• **INFORMATION SHOWN**
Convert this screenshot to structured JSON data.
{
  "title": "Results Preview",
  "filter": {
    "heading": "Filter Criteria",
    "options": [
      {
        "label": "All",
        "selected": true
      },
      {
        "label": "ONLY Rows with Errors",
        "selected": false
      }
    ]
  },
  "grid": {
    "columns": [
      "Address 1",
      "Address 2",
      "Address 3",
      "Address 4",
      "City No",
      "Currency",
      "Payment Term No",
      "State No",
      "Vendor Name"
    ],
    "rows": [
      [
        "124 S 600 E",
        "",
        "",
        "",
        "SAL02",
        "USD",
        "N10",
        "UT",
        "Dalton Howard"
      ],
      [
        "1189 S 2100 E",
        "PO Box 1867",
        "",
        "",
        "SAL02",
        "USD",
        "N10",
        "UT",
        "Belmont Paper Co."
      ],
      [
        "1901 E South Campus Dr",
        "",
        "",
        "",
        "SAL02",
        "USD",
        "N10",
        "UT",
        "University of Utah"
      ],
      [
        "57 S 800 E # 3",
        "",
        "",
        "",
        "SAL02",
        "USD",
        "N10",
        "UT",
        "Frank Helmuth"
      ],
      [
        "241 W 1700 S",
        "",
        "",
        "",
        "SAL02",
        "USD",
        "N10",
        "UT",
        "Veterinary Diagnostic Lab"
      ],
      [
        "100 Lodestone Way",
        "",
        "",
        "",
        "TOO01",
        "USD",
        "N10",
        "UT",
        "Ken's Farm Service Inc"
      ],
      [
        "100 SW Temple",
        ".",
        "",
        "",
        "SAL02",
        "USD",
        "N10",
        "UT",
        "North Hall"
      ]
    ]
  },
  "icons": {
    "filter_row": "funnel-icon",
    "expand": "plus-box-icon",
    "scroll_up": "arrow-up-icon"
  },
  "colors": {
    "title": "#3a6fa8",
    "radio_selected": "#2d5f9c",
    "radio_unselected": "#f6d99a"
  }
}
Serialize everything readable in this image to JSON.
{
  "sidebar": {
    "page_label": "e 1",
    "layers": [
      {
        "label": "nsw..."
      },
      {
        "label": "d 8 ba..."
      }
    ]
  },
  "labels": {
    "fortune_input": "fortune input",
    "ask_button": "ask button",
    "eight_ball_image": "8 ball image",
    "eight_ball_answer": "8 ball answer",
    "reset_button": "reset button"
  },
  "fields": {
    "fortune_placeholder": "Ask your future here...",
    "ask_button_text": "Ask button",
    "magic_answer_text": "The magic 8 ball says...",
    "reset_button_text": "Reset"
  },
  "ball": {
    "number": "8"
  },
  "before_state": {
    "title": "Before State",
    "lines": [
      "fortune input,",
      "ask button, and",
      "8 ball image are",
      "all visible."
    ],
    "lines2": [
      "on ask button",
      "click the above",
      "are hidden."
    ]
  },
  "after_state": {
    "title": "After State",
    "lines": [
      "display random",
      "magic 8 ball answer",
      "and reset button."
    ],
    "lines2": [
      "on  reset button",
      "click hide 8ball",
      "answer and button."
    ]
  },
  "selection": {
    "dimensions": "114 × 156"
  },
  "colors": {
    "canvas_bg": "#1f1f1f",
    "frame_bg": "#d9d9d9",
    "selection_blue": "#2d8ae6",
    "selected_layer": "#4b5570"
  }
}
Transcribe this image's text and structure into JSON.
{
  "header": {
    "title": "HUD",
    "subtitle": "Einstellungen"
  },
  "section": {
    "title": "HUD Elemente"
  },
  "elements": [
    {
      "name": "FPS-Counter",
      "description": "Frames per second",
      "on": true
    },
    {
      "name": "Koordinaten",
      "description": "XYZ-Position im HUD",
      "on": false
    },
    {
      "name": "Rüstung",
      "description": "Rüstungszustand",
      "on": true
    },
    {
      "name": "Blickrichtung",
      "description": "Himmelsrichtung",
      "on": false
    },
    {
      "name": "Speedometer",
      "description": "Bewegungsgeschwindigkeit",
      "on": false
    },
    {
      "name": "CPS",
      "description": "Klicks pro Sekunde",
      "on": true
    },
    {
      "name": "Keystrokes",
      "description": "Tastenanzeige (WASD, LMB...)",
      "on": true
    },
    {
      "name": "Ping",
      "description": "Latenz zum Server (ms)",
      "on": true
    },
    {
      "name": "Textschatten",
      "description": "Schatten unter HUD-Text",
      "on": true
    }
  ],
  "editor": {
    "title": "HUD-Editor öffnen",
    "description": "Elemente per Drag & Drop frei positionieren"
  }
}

--

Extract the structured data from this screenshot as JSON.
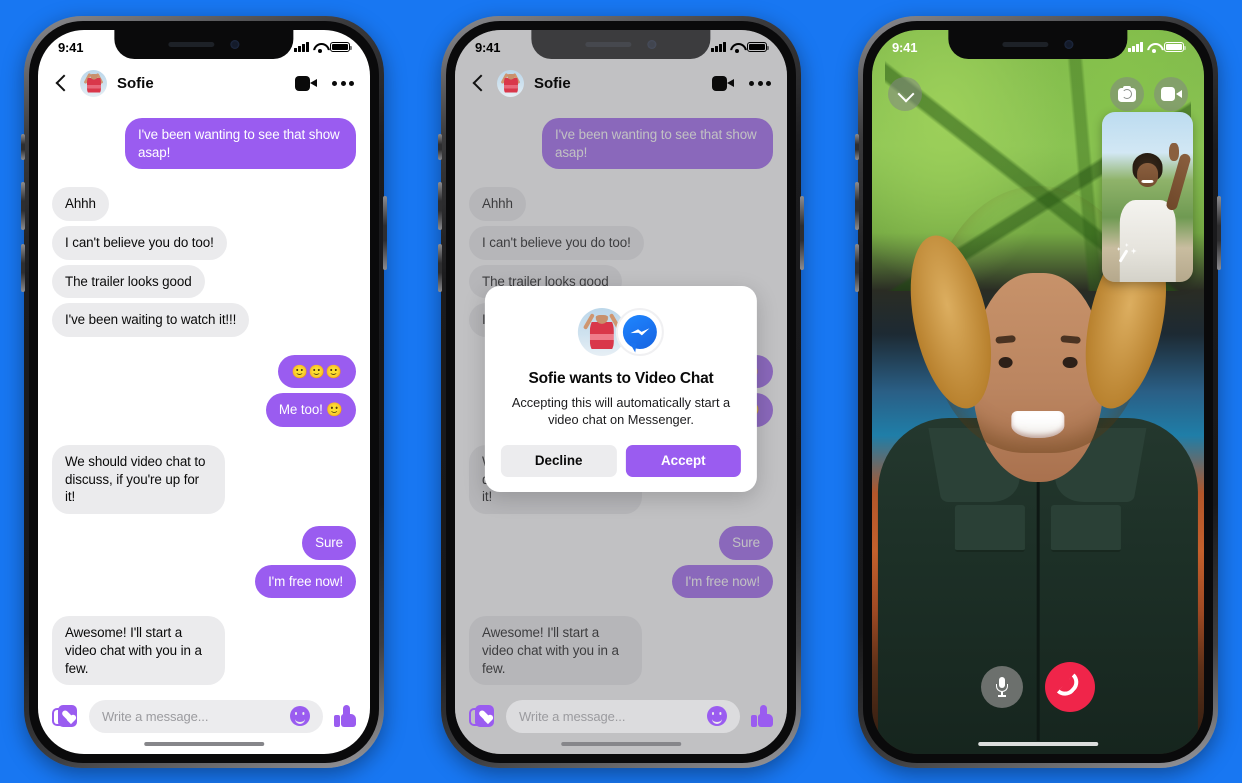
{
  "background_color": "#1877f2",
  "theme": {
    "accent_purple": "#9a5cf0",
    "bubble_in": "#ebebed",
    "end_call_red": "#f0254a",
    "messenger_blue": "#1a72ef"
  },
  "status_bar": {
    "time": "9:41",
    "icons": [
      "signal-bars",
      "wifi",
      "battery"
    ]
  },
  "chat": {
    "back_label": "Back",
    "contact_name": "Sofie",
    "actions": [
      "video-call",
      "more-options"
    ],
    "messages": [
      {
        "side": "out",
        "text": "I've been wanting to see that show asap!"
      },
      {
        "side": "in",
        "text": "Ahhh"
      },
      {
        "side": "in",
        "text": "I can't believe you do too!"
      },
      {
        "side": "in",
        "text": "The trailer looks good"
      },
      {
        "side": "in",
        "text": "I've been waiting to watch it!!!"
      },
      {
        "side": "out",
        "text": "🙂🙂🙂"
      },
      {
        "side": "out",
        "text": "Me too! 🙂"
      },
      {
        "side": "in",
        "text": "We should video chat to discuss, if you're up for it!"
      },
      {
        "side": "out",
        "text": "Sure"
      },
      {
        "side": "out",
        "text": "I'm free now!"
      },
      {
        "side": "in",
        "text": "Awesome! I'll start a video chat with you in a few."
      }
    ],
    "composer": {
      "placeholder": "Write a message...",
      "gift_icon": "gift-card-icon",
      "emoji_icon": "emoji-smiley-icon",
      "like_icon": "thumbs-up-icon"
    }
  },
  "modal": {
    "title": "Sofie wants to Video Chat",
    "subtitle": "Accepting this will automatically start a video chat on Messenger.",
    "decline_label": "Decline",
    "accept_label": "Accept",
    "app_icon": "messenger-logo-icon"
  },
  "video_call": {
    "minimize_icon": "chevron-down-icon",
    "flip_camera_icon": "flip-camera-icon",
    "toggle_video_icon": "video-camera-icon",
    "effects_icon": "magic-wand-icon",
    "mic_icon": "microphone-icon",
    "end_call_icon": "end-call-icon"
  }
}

• **CHALLENGE**
Which lines hold the word "data"? Copy every one of them.

• **WRITTEN REPLY**
Convert this screenshot to structured JSON data.
Extract the structured data from this screenshot as JSON.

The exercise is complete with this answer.